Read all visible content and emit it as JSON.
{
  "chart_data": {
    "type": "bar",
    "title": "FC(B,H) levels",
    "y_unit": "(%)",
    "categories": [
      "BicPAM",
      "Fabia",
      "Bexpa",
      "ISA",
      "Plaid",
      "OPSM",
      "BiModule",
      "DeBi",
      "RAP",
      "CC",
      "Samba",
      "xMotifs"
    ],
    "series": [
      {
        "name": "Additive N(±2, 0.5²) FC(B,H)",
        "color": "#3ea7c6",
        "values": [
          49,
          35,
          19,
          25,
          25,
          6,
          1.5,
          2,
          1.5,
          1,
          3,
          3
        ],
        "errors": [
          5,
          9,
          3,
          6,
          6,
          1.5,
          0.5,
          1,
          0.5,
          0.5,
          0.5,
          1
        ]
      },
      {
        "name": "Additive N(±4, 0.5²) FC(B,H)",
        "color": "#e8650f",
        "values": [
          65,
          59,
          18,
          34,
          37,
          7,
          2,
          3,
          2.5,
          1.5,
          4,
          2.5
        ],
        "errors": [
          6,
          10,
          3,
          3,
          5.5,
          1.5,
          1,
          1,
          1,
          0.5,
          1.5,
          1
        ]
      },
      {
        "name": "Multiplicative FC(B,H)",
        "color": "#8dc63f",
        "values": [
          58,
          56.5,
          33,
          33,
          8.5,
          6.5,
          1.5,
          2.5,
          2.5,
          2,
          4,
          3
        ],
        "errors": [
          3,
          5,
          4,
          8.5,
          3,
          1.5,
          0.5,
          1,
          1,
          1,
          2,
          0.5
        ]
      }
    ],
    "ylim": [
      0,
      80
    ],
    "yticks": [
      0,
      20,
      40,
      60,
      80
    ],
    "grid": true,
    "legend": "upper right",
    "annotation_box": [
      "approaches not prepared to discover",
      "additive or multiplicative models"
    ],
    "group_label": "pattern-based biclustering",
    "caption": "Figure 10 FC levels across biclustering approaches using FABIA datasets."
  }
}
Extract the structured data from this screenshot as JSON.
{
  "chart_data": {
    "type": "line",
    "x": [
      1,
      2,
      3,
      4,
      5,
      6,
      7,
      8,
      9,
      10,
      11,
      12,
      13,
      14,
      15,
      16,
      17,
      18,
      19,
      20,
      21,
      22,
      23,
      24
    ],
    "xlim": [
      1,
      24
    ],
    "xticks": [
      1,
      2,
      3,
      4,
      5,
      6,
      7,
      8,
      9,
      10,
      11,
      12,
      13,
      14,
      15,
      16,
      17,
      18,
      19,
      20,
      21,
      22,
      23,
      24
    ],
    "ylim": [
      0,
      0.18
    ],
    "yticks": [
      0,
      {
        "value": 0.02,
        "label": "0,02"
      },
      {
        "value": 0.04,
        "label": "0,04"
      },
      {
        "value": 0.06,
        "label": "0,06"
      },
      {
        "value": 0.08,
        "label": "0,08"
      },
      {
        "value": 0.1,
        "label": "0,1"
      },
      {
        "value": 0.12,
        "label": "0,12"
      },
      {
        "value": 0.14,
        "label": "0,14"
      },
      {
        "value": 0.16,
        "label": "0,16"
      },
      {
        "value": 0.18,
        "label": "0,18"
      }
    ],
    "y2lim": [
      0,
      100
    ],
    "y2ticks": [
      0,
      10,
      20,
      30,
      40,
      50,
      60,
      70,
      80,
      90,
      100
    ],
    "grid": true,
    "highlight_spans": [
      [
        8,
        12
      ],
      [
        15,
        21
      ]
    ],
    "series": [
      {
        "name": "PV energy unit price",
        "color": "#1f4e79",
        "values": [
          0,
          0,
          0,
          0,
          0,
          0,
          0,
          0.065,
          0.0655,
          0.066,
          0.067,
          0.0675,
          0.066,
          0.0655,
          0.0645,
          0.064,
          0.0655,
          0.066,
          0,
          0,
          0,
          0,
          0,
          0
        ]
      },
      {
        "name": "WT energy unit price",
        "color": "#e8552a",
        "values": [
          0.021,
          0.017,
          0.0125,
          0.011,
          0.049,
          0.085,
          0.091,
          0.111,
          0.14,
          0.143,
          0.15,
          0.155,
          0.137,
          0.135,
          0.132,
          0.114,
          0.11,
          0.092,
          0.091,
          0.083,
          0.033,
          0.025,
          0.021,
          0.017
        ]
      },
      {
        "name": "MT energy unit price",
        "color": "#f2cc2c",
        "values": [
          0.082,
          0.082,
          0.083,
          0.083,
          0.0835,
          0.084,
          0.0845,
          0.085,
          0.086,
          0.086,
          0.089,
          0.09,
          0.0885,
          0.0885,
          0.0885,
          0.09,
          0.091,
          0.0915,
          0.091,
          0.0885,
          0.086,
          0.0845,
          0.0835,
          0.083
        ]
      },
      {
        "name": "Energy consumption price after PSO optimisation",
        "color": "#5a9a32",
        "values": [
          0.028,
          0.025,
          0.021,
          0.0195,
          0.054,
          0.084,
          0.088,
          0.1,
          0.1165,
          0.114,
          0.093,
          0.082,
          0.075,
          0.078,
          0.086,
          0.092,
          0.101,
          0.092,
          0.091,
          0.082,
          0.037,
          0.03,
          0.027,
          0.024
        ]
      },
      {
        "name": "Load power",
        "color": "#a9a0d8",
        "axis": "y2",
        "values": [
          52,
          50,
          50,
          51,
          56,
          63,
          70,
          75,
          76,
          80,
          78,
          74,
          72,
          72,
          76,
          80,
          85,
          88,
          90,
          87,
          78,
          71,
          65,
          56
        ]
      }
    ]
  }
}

▸ **Exercise**
Select all lines in the listing that include the word "levels".

▸ **Solution to this problem**
    "title": "FC(B,H) levels",
    "caption": "Figure 10 FC levels across biclustering approaches using FABIA datasets."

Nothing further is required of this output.